— Exercise task —
Return each line of the listing that contains the string "منطقه".

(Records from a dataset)
────────

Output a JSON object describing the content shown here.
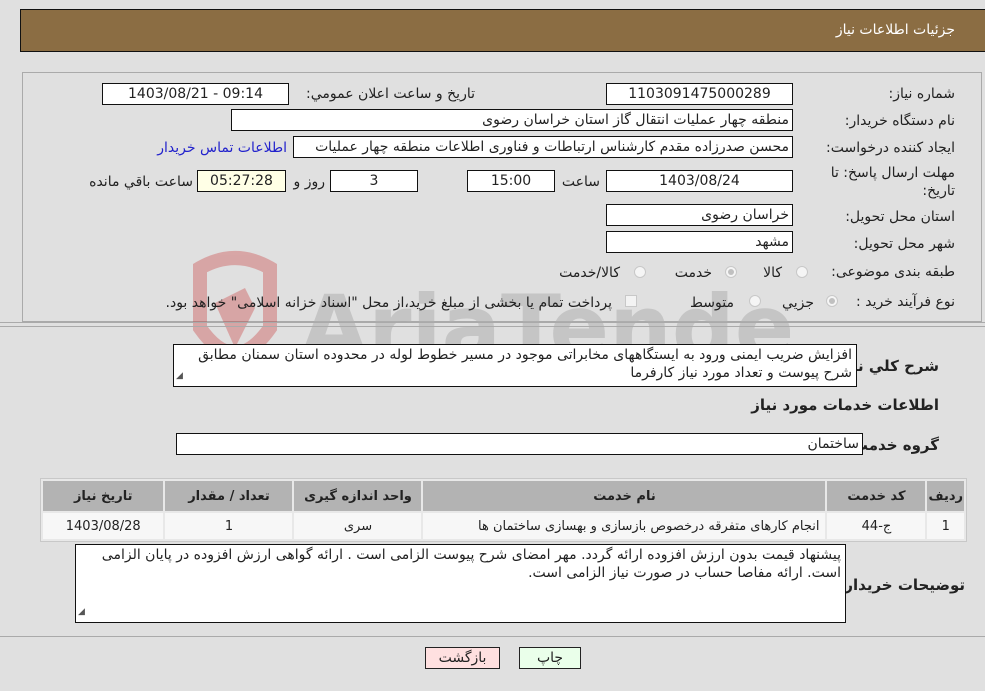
{
  "header": {
    "title": "جزئیات اطلاعات نیاز"
  },
  "form": {
    "need_number": {
      "label": "شماره نیاز:",
      "value": "1103091475000289"
    },
    "announce_datetime": {
      "label": "تاریخ و ساعت اعلان عمومي:",
      "value": "1403/08/21 - 09:14"
    },
    "buyer_org": {
      "label": "نام دستگاه خريدار:",
      "value": "منطقه چهار عملیات انتقال گاز   استان خراسان رضوی"
    },
    "requester": {
      "label": "ايجاد کننده درخواست:",
      "value": "محسن صدرزاده مقدم کارشناس ارتباطات و فناوری اطلاعات منطقه چهار عملیات",
      "contact_link": "اطلاعات تماس خريدار"
    },
    "deadline": {
      "label": "مهلت ارسال پاسخ: تا تاریخ:",
      "date": "1403/08/24",
      "time_label": "ساعت",
      "time": "15:00",
      "days": "3",
      "days_label": "روز و",
      "remaining": "05:27:28",
      "remaining_label": "ساعت باقي مانده"
    },
    "delivery_province": {
      "label": "استان محل تحويل:",
      "value": "خراسان رضوی"
    },
    "delivery_city": {
      "label": "شهر محل تحويل:",
      "value": "مشهد"
    },
    "category": {
      "label": "طبقه بندی موضوعی:",
      "options": [
        "کالا",
        "خدمت",
        "کالا/خدمت"
      ],
      "selected": "خدمت"
    },
    "purchase_type": {
      "label": "نوع فرآيند خريد :",
      "options": [
        "جزيي",
        "متوسط"
      ],
      "selected": "جزيي",
      "treasury_note": "پرداخت تمام يا بخشی از مبلغ خريد،از محل \"اسناد خزانه اسلامی\" خواهد بود."
    }
  },
  "description": {
    "label": "شرح کلي نياز:",
    "value": "افزایش ضریب ایمنی ورود به ایستگاههای مخابراتی موجود در مسیر خطوط لوله در محدوده استان سمنان مطابق شرح پیوست و تعداد مورد نیاز کارفرما"
  },
  "services_section": {
    "title": "اطلاعات خدمات مورد نياز",
    "group_label": "گروه خدمت:",
    "group_value": "ساختمان",
    "table": {
      "headers": [
        "رديف",
        "کد خدمت",
        "نام خدمت",
        "واحد اندازه گيری",
        "تعداد / مقدار",
        "تاريخ نياز"
      ],
      "rows": [
        [
          "1",
          "ج-44",
          "انجام کارهای متفرقه درخصوص بازسازی و بهسازی ساختمان ها",
          "سری",
          "1",
          "1403/08/28"
        ]
      ]
    }
  },
  "buyer_notes": {
    "label": "توضيحات خريدار:",
    "value": "پیشنهاد قیمت بدون ارزش افزوده ارائه گردد. مهر  امضای شرح پیوست الزامی است . ارائه گواهی ارزش افزوده در پایان الزامی است. ارائه مفاصا حساب در صورت نیاز الزامی است."
  },
  "buttons": {
    "print": "چاپ",
    "back": "بازگشت"
  },
  "colors": {
    "header_bg": "#8b6d43",
    "link": "#2222cc",
    "print_bg": "#eaffea",
    "back_bg": "#ffe0e0"
  },
  "watermark": {
    "text": "AriaTender.neT"
  }
}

────────

— Response —
      "value": "منطقه چهار عملیات انتقال گاز   استان خراسان رضوی"
      "value": "محسن صدرزاده مقدم کارشناس ارتباطات و فناوری اطلاعات منطقه چهار عملیات",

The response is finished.